Excerpt provided:
= = = =

The National Unity Cabinet () was the Indonesian Cabinet which served under President Abdurrahman Wahid and Vice President Megawati Sukarnoputri from 29 October 1999 until 23 July 2001. The Cabinet was formed after Wahid and Megawati were elected President and Vice President by the People's Consultative Assembly (MPR). The Cabinet was originally designed to look after the interests of the various political parties and the Indonesian National Armed Forces but this notion quickly disappeared as Wahid's presidency began to break down.

Members

State Ministers
State Minister of Research and Technology: A. S. Hikam
State Minister of Cooperatives and Small to Medium Businesses: Zarkasih Nur
State Minister of Environment: Soni Keraf
State Minister of Regional Autonomy: Ryaas Rasyid
State Minister of Tourism and Arts: Hidayat Jaelani
State Minister of Investment and State Owned Enterprises: Laksamana Sukardi
State Minister of Youth and Sports: Mahadi Sinambela
State Minister of Female Empowerment: Khofifah Indar Parawansa
State Minister of Public Works: Rafig Budiro Sucipto
State Minister of Human Rights: Hasballah M. Saad
State Minister of Transmigration and Population: Hilal Hamdi
State Minister of State Apparatus Utilization: Vice Admiral Freddy Numberi
State Minister of Public Issues: A. A. Gde Agung

Officials With Ministerial Rank
Commander of the Armed Forces: Admiral Widodo A. S.
Attorney General: Marzuki Darusman
State Secretary: Ali Rahman

Changes (up to August 2000)
26 November 1999: Hamzah Haz resigned from the Cabinet and was replaced by Basri Hasanuddin as Coordinating Minister of People's Welfare and Abolition of Poverty.
4 January 2000: Ali Rahman resigned as State Secretary and was replaced by Bondan Gunawan
February 2000: Wiranto was replaced by Suryadi Sudirja as Coordinating Minister of Politics, Social, and Security. Suryadi retains his position as Minister of Home Affairs.
24 April 2000: Jusuf Kalla and Laksamana Sukardi were replaced by Luhut Binsar Panjaitan and Rozi Munir as Minister of Industry and Trade and State Minister of Investment and State Owned Enterprises respectively.
29 May 2000: Bondan Gunawan resigned as State Secretary and was replaced by Djohan Effendi.
10 August 2000: Kwik Kian Gie resigned as Coordinating Minister of Economics, Finance, and Industry.

Reshuffle
On 23 August 2000, Wahid announced an extensive reshuffle of the Cabinet. He not only moved Ministers to other positions but also removed ministers from the Cabinet and introduced new names to the Cabinet. In terms of organization, Wahid merged Ministries, changed the names of various Ministries and in some cases actually abolishing them.

= = = =

Your instructions: Could you sum up the text on Indonesia's National Unity Cabinet in two sentences? The material that comes next isn't needed.

Material:
= = = =

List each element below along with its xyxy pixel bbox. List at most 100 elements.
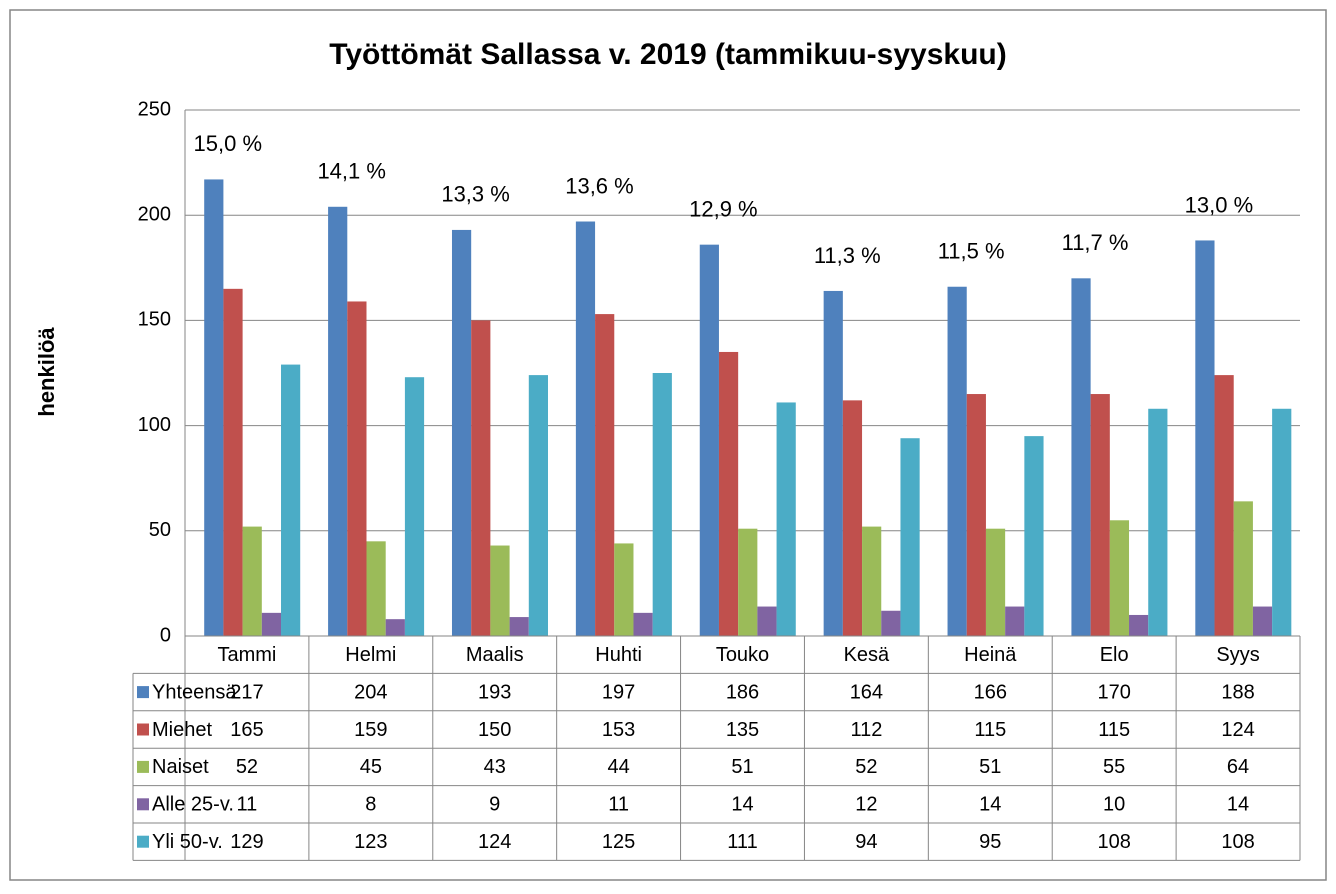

= = = =

Exercise result: The National Unity Cabinet served under President Abdurrahman Wahid and Vice President Megawati Sukarnoputri from 29 October 1999 until 23 July 2001, having been formed after the People's Consultative Assembly elected them. Several ministers resigned or were replaced through August 2000, and on 23 August 2000 Wahid announced an extensive reshuffle that moved, removed and added ministers and merged, renamed or abolished ministries.